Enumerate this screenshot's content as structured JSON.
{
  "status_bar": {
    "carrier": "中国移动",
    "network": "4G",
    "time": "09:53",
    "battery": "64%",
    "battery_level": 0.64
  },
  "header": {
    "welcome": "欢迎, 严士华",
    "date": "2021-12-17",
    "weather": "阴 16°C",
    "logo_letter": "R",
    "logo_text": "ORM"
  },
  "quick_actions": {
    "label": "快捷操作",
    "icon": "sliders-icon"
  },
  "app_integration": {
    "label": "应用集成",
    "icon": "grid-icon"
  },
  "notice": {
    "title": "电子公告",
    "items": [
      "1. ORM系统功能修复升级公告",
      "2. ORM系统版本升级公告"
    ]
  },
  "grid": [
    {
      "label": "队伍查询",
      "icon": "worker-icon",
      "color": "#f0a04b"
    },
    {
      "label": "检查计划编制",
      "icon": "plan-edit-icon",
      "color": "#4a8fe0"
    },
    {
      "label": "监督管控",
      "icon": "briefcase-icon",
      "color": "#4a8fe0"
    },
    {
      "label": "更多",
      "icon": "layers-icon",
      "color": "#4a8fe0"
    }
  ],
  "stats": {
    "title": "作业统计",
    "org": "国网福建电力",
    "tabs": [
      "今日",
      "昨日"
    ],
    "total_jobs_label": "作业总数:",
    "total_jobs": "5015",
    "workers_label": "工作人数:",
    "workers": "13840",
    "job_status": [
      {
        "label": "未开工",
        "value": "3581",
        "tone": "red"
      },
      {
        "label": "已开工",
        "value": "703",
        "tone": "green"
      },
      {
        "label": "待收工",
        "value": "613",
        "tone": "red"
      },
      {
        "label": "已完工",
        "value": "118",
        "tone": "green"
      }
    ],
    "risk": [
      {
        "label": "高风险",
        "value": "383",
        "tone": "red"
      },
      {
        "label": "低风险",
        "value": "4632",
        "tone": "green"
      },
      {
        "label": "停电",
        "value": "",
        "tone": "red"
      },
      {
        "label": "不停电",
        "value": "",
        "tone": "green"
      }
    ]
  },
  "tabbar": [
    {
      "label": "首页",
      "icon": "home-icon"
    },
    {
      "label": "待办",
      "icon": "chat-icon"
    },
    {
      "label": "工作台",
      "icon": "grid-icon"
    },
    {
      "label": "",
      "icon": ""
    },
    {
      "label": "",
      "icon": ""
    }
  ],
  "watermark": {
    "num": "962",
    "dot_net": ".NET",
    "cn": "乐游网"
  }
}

------------

• _EXERCISE_
Output each record precisely as given.

• _CORRECT ANSWER_
Enumerate this screenshot's content as structured JSON.
{
  "status_bar": {
    "carrier": "中国移动",
    "network": "4G",
    "time": "09:53",
    "battery": "64%",
    "battery_level": 0.64
  },
  "header": {
    "welcome": "欢迎, 严士华",
    "date": "2021-12-17",
    "weather": "阴 16°C",
    "logo_letter": "R",
    "logo_text": "ORM"
  },
  "quick_actions": {
    "label": "快捷操作",
    "icon": "sliders-icon"
  },
  "app_integration": {
    "label": "应用集成",
    "icon": "grid-icon"
  },
  "notice": {
    "title": "电子公告",
    "items": [
      "1. ORM系统功能修复升级公告",
      "2. ORM系统版本升级公告"
    ]
  },
  "grid": [
    {
      "label": "队伍查询",
      "icon": "worker-icon",
      "color": "#f0a04b"
    },
    {
      "label": "检查计划编制",
      "icon": "plan-edit-icon",
      "color": "#4a8fe0"
    },
    {
      "label": "监督管控",
      "icon": "briefcase-icon",
      "color": "#4a8fe0"
    },
    {
      "label": "更多",
      "icon": "layers-icon",
      "color": "#4a8fe0"
    }
  ],
  "stats": {
    "title": "作业统计",
    "org": "国网福建电力",
    "tabs": [
      "今日",
      "昨日"
    ],
    "total_jobs_label": "作业总数:",
    "total_jobs": "5015",
    "workers_label": "工作人数:",
    "workers": "13840",
    "job_status": [
      {
        "label": "未开工",
        "value": "3581",
        "tone": "red"
      },
      {
        "label": "已开工",
        "value": "703",
        "tone": "green"
      },
      {
        "label": "待收工",
        "value": "613",
        "tone": "red"
      },
      {
        "label": "已完工",
        "value": "118",
        "tone": "green"
      }
    ],
    "risk": [
      {
        "label": "高风险",
        "value": "383",
        "tone": "red"
      },
      {
        "label": "低风险",
        "value": "4632",
        "tone": "green"
      },
      {
        "label": "停电",
        "value": "",
        "tone": "red"
      },
      {
        "label": "不停电",
        "value": "",
        "tone": "green"
      }
    ]
  },
  "tabbar": [
    {
      "label": "首页",
      "icon": "home-icon"
    },
    {
      "label": "待办",
      "icon": "chat-icon"
    },
    {
      "label": "工作台",
      "icon": "grid-icon"
    },
    {
      "label": "",
      "icon": ""
    },
    {
      "label": "",
      "icon": ""
    }
  ],
  "watermark": {
    "num": "962",
    "dot_net": ".NET",
    "cn": "乐游网"
  }
}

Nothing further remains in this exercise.